## Kutipan Teks
= = = = =

Jakarta(KBK) – Sampai saat ini gempa bumi di Kecamatan Jailolo, Kabupaten Halmahera Barat, Maluku Utara, masih sering dirasakan
Walaupun gempa kurang dari 5 SR, tapi karena pusat gempa di darat dan di laut yang dekat darat maka gempa berasa kuat.
BMKG mencatat terjadi 833 kali gempa sejak 16 November 2015 hingga 4 Desember 2015 dengan kekuatan yang bervariasi. Akibatnya 1.593 rumah rusak. Dari jumlah itu, 145 rumah rusak berat, 273 rusak sedang dan 1.175 rusak ringan.
Selain itu gempa juga merusak 2 sekolah, 8 sarana ibadah dan 3 kantor pemda. Kerusakan tersebut terjadi di 19 desa di Kecamatan Jailolo. Namun, Desa Bobanehena yang berada di Teluk Jailolo adalah desa yang paling parah terkena kerusakan akibat gempa.
Selain rumah yang rusak, 10.165 warga yang tersebar di 19 desa mengungsi. Sebagian mengungsi di depan rumah dengan tenda atau bangunan sederhana.

= = = = =

## Data Sumber
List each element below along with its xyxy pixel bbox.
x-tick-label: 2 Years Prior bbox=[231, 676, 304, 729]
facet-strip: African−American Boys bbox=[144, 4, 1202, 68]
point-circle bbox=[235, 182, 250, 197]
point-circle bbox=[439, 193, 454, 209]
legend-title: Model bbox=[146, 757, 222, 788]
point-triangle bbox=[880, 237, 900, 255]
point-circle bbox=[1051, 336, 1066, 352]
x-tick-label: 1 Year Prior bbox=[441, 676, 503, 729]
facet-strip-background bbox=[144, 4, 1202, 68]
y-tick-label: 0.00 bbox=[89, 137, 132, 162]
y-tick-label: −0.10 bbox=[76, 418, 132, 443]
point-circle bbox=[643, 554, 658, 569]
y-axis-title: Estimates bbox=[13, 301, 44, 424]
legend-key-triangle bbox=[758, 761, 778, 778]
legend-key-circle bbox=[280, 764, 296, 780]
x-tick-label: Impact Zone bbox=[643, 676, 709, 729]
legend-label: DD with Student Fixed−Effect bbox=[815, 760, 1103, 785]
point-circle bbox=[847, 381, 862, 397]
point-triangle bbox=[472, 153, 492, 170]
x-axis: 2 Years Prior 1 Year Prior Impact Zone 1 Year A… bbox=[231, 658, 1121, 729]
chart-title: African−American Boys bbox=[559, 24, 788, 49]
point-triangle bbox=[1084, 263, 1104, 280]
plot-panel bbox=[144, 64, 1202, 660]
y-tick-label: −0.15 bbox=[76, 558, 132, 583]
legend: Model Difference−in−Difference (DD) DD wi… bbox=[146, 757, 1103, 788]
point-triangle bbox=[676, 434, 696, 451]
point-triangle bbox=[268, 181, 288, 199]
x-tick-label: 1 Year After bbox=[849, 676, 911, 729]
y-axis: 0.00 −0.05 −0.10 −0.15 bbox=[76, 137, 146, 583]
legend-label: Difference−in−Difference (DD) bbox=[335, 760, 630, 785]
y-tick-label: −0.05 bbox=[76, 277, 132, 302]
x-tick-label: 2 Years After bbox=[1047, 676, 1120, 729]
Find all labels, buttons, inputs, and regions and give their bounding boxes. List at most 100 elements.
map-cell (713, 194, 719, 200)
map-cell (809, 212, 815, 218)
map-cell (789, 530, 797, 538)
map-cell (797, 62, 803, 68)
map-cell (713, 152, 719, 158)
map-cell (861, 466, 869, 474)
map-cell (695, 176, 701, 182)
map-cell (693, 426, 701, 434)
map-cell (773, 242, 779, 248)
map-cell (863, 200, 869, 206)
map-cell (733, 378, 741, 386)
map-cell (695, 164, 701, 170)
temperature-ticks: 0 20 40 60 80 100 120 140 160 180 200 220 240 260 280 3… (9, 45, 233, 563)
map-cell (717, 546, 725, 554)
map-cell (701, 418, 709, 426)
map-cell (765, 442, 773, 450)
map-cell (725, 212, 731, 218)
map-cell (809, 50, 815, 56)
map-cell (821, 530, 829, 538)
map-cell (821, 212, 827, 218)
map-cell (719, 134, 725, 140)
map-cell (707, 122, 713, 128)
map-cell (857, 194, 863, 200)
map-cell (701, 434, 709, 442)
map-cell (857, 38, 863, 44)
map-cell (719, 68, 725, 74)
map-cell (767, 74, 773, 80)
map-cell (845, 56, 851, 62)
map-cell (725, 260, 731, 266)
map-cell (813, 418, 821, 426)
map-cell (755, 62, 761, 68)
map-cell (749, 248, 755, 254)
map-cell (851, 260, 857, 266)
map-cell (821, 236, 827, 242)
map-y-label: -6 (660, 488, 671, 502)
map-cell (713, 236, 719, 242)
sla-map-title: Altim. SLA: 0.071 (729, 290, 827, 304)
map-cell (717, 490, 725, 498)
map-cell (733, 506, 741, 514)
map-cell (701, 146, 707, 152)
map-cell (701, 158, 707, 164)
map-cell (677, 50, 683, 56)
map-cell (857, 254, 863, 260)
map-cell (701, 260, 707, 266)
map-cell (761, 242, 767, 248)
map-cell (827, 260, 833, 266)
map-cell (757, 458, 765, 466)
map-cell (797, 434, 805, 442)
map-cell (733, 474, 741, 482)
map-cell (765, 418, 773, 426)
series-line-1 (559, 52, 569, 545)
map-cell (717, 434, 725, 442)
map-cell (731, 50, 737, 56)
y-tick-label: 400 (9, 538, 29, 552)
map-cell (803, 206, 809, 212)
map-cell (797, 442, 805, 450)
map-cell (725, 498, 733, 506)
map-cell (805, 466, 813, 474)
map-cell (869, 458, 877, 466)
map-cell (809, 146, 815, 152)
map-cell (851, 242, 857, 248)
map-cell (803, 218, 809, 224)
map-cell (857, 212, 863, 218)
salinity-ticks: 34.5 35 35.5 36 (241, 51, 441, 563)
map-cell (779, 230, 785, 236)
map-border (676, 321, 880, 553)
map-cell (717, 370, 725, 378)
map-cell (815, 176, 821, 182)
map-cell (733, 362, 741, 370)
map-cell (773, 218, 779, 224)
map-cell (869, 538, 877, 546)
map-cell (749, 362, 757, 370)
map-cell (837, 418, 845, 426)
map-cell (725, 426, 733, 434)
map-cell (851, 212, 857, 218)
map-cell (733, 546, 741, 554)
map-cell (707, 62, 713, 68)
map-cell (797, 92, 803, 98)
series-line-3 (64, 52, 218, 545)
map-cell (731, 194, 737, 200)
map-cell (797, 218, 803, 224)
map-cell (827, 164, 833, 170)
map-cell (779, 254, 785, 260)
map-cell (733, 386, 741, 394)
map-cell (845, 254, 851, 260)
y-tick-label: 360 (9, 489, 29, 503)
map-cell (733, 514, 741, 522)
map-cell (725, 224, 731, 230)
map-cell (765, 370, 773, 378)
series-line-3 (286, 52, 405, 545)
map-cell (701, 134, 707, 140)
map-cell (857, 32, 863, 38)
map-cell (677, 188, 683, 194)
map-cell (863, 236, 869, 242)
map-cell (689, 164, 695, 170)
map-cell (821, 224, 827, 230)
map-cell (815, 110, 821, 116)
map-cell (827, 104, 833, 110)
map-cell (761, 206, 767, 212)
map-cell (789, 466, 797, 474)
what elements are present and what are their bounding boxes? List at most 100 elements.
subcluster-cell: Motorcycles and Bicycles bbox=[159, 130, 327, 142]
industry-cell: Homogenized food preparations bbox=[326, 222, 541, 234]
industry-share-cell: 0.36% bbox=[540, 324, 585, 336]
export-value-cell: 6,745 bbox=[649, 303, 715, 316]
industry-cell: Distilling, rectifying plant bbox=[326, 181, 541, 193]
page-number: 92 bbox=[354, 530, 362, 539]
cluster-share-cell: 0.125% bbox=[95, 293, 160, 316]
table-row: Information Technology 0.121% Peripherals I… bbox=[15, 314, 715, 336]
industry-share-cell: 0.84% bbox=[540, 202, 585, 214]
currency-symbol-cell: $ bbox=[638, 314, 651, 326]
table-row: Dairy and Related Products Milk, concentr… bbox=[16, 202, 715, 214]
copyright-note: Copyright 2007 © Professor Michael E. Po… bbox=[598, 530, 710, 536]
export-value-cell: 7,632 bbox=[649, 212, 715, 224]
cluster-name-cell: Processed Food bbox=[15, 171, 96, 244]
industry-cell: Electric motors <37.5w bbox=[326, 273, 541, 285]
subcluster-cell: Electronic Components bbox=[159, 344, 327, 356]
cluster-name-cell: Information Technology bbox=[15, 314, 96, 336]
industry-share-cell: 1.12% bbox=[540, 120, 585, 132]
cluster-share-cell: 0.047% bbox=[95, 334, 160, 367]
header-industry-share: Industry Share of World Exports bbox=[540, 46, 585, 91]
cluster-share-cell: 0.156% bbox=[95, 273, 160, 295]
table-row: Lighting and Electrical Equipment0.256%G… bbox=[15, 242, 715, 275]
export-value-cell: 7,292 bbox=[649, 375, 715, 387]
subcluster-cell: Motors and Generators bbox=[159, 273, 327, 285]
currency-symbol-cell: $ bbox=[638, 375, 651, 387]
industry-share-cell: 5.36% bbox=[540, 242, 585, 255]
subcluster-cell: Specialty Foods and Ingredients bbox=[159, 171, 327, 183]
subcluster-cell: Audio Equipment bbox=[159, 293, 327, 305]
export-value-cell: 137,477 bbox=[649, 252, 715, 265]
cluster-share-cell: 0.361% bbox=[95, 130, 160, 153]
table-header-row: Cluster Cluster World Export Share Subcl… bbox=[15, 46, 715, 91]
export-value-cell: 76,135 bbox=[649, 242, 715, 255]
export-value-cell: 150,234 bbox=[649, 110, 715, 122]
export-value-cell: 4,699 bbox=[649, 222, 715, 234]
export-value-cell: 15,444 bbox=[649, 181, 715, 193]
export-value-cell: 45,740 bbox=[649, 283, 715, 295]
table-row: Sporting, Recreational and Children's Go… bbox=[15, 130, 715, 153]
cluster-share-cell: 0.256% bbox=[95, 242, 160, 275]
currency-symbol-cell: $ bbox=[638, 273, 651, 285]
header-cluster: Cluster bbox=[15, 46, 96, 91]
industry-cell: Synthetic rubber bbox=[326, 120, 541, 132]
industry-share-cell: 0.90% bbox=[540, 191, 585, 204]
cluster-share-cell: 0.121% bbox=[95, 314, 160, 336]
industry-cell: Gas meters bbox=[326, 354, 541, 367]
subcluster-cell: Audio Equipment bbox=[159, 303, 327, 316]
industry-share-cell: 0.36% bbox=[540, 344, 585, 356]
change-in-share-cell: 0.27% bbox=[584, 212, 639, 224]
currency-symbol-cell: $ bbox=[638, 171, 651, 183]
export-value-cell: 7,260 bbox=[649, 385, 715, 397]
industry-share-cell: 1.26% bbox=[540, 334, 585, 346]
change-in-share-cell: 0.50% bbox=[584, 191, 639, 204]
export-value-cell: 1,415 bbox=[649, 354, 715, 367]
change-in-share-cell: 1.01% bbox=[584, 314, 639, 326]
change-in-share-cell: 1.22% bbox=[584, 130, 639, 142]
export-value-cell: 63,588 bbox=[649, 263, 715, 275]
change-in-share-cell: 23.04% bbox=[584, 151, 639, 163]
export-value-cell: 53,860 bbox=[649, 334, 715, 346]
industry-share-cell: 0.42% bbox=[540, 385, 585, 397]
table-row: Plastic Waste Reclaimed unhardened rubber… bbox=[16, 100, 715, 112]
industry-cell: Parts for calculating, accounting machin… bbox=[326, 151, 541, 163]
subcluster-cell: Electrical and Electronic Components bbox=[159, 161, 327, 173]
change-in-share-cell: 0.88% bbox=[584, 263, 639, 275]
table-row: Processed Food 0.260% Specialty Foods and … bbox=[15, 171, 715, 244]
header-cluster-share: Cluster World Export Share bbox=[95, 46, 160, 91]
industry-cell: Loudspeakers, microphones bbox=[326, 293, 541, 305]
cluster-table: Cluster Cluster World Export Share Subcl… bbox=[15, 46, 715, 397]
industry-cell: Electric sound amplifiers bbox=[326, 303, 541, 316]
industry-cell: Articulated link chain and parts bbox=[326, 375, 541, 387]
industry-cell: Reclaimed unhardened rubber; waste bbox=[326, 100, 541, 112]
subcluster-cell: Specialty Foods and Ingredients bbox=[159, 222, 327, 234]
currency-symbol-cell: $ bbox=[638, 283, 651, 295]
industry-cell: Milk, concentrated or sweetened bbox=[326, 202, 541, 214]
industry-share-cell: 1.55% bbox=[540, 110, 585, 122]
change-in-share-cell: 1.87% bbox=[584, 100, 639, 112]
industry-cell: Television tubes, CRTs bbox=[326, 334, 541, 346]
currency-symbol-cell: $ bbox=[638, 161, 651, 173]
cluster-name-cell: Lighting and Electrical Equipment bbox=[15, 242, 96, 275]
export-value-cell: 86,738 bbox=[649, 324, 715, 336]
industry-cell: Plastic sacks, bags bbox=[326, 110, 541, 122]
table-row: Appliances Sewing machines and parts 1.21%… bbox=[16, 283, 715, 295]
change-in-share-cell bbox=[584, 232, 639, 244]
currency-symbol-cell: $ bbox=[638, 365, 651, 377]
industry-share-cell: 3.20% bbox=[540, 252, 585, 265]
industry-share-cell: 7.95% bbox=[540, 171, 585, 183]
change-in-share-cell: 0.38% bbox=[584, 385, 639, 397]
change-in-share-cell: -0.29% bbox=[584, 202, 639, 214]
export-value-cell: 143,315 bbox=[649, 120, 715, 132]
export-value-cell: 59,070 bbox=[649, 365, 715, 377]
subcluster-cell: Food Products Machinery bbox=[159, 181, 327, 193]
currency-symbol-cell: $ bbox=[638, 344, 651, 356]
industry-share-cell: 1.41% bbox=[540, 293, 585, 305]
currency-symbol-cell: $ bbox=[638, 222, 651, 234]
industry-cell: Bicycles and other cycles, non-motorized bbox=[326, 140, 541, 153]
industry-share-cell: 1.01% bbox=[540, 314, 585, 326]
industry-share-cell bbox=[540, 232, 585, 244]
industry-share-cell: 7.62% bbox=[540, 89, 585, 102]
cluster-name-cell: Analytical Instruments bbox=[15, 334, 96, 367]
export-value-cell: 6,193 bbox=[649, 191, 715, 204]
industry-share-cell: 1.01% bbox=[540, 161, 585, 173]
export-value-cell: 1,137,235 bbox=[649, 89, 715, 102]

= = = = =

## Butir Tugas 1
Jawablah pertanyaan berikut berdasarkan kutipan tentang gempa di Jailolo.
(a) Berapa kali gempa dicatat BMKG sejak 16 November 2015 hingga 4 Desember 2015?
(b) Desa mana yang mengalami kerusakan paling parah akibat gempa?
(c) Berapa jumlah warga yang mengungsi?
## Butir Tugas 2
Tuntaskan bagian berikutnya dari kutipan tentang gempa di Jailolo, mulai setelah kalimat terakhirnya.

## Jawaban 1
(a) 833 kali.
(b) Desa Bobanehena, yang berada di Teluk Jailolo.
(c) 10.165 warga.

## Jawaban 2
“Kebutuhan mendesak saat ini adalah bantuan makanan, tenda gulung, selimut, sarung, pelayanan kesehatan, alat komunikasi dan kebutuhan bayi dan ibu hamil,” kata Kepala Pusdatin dan Humas Badan Nasional Penanggulangan Bencana, Sutopo Purwo Nugroho melalui pesan tertulis yang diterima KBK Sabtu (5/12).
BMKG telah merilis bahwa gempa di Halmahera Barat adalah tipe swarm.
Gempa swarm adalah aktivitas tektonik yang memiliki karakteristik frekuensi kejadian cukup banyak, kekuatan relatif kecil dan aktivitas lama.